[START Supplied passage]

Lebedev's fourth novel to be published in English (following Oblivion, The Year of the Comet, and The Goose Fritz) affirms his emergence as one of Russia's leading writers. In some nebulous period following the demise of the Soviet Union, a defector collapses suddenly in a bustling restaurant. Everyone suspects poisoning, but Kalitin, a scientist now living in seclusion somewhere in the West, knows instantly that the cause is Neophyte, a virulent chemical weapon he developed that kills anyone in its proximity and evaporates without detection. In the post-Cold War era, Kalitin, who still has a smuggled stash of his life's work in his possession, realizes that Russian authorities have begun to use Neophyte to disappear its enemies and defectors. What he doesn't know is that an ex-military commando named Shershnev has already been dispatched to find Kalitin, retrieve the stolen Neophyte, and use it on its creator. The novel alternates between the two men, both reflecting on their past histories as agents of death, as they move inexorably toward an underwhelming confrontation. VERDICT Though readers will be disappointed if they expect a fast-paced cat-and-mouse chase, Lebedev's rich and ruminative writing raises important questions about the ethics and personal costs of perpetrating anonymous mass murder.--Michael Pucci, South Orange P.L., NJ

Copyright 2020 Library Journal, LLC Used with permission.

[END Supplied passage]

[Direction 1]: Tally the lines of the records below that contain the string "arrowhead", and reply with the number alone.

[START Provided data]

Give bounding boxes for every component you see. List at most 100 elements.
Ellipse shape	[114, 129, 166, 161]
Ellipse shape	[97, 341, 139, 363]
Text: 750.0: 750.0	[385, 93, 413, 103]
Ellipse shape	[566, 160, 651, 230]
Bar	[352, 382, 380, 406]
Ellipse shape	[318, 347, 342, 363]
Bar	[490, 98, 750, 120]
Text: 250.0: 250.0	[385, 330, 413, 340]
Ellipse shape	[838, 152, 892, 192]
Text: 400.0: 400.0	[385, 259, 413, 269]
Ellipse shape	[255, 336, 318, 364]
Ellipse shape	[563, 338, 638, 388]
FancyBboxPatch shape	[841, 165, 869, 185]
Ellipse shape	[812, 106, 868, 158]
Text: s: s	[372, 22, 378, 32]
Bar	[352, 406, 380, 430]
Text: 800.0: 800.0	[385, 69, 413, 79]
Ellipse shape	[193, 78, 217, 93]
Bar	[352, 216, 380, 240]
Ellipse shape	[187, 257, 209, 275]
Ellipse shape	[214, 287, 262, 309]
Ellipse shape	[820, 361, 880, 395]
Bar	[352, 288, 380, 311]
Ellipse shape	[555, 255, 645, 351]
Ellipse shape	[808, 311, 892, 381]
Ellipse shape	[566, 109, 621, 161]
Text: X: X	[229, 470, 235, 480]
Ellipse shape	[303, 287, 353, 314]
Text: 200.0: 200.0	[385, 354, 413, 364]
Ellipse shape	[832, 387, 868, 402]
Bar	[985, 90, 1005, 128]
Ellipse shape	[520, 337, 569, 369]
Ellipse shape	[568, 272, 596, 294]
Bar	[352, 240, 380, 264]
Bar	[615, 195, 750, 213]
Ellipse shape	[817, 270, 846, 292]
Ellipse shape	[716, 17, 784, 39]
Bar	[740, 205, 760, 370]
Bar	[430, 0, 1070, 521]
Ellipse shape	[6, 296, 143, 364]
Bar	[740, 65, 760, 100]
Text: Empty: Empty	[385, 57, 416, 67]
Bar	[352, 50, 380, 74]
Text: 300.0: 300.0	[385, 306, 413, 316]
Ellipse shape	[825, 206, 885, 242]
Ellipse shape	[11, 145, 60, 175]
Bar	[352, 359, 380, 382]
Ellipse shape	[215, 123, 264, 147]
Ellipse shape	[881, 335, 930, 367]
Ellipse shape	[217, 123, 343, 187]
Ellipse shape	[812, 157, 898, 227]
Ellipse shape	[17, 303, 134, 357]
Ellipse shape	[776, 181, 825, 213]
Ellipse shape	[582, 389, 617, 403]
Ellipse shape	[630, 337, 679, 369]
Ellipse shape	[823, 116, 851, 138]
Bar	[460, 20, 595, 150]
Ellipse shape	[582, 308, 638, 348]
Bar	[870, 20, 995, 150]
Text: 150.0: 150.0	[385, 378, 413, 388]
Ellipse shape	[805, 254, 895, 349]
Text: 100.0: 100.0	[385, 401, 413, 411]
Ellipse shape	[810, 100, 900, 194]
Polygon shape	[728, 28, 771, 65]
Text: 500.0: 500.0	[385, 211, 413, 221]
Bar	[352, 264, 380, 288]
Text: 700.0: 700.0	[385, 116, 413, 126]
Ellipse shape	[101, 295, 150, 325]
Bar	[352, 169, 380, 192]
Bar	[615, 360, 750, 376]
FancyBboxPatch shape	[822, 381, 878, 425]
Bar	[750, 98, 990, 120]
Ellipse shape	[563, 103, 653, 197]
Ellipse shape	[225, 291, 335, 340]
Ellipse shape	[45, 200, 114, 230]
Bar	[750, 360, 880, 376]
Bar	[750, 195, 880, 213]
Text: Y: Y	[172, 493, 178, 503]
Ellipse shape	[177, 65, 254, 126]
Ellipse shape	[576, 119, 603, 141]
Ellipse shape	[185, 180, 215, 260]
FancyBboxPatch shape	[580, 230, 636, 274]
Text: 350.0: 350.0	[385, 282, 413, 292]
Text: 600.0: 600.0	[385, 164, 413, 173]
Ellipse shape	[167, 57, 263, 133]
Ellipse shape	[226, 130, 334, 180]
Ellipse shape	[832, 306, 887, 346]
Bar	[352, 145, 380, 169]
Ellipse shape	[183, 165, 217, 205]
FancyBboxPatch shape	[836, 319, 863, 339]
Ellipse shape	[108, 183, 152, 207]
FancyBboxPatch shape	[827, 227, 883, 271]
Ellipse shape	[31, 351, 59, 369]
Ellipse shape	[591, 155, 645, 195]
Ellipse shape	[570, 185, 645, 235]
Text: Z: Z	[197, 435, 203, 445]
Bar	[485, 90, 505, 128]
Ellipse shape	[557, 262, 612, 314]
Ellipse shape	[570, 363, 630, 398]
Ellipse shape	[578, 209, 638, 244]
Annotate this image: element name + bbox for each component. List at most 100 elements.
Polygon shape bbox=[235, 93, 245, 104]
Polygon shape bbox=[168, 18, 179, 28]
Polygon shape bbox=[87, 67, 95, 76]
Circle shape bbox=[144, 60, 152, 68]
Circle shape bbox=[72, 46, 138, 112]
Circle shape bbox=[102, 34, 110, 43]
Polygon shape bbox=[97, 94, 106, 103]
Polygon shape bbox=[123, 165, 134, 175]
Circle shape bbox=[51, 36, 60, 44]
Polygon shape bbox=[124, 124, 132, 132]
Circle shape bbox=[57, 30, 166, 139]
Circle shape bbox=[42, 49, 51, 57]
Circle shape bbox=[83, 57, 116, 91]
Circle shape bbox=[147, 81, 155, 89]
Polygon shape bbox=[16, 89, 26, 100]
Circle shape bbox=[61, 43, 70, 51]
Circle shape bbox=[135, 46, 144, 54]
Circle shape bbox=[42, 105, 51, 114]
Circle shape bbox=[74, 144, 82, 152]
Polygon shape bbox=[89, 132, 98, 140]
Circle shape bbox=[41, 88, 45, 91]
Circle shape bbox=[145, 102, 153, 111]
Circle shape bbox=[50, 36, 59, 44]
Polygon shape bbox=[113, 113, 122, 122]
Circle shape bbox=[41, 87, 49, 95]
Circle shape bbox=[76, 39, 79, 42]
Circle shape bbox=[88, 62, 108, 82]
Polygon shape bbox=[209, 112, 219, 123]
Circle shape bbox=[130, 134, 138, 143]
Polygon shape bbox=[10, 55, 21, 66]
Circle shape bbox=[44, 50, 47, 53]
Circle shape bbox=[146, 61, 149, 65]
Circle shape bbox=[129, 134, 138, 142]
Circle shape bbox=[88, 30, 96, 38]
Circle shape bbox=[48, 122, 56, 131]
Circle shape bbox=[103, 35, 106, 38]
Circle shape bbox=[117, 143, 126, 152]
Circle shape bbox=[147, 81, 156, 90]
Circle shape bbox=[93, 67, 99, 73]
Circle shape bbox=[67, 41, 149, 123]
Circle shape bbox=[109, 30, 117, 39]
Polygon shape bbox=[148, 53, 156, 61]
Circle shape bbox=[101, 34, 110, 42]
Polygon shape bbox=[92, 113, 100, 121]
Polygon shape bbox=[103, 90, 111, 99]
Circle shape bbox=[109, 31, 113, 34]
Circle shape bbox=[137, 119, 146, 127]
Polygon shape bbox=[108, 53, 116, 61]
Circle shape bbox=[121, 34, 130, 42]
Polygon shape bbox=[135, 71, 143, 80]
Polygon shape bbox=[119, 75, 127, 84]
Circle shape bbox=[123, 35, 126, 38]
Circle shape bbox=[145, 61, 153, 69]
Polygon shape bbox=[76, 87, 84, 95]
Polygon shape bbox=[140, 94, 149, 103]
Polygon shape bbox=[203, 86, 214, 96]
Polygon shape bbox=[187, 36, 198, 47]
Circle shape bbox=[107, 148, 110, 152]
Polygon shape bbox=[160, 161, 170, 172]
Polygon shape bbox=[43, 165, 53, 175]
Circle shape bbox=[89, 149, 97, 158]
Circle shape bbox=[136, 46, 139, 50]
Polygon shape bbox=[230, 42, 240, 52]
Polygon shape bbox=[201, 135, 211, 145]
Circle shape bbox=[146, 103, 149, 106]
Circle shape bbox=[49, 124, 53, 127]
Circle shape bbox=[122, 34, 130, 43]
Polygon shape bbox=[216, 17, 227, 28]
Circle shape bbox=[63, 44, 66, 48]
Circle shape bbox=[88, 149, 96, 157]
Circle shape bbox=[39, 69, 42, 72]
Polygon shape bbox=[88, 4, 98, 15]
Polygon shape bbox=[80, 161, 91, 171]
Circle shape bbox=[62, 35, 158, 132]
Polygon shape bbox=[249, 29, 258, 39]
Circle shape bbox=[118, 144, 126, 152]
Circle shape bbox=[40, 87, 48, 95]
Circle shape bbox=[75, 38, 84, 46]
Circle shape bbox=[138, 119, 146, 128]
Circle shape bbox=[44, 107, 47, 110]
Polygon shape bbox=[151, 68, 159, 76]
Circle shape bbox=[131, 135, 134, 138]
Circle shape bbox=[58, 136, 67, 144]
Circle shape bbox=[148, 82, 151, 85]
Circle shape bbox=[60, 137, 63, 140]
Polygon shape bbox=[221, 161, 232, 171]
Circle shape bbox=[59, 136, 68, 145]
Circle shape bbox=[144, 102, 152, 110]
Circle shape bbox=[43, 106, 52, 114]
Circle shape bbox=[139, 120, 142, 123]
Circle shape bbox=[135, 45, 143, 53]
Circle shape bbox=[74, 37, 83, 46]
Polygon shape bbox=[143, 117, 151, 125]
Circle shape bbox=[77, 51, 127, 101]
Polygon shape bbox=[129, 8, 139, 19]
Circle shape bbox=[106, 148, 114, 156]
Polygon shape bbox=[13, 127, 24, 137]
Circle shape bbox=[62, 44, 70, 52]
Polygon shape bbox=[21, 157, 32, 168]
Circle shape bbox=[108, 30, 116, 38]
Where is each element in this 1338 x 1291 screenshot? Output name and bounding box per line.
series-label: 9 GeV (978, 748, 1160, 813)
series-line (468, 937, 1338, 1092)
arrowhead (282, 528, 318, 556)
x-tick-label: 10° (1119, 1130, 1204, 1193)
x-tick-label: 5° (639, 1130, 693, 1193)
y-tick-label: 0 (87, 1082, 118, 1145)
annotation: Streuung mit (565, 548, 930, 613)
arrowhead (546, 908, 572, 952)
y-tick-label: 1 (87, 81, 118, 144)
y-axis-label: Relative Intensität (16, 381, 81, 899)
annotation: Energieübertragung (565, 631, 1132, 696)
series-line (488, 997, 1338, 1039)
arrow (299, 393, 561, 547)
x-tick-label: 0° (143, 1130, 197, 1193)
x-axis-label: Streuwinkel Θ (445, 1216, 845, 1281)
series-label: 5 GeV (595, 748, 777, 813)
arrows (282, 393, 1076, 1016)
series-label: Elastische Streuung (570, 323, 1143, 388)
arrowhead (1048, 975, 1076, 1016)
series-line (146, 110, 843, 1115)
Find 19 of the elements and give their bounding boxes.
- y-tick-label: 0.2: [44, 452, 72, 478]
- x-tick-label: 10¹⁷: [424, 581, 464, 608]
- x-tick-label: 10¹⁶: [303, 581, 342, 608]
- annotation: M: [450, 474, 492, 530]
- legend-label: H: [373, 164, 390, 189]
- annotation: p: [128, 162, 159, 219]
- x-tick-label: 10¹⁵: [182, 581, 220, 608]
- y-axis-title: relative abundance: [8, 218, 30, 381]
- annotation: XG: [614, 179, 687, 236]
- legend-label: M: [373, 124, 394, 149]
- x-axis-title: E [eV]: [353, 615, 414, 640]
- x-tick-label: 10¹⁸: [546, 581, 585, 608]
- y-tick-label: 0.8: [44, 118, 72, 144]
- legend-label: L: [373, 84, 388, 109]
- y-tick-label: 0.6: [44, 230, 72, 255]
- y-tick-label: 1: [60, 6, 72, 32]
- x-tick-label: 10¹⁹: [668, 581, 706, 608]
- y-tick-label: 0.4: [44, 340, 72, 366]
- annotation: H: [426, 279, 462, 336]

[END Provided data]

[Direction 2]: Condense the paragraph of the review beginning "Lebedev's fourth novel to be published in English" into a short bulleted list that keeps its main facts.

[Task answer 1]: 3

[Task answer 2]:
- This is Lebedev's fourth novel published in English, after Oblivion, The Year of the Comet, and The Goose Fritz, and it confirms his rise as one of Russia's leading writers.
- Some time after the Soviet Union's collapse, a defector suddenly collapses in a busy restaurant. Poisoning is suspected.
- Kalitin, a scientist living in seclusion in the West, recognizes the cause as Neophyte. It is an undetectable, evaporating chemical weapon that he created and that kills anyone nearby.
- Kalitin still holds a smuggled supply of it and realizes that Russian authorities are using it against enemies and defectors.
- Unknown to him, the ex-military commando Shershnev has been sent to find him, recover the stolen Neophyte, and use it on him.
- The novel alternates between the two men as they reflect on their pasts as agents of death and head toward an underwhelming confrontation.
- Verdict: The book is not a fast-paced chase. Its rich, ruminative writing raises important questions about the ethics and personal costs of anonymous mass murder. (Michael Pucci, South Orange P.L., NJ)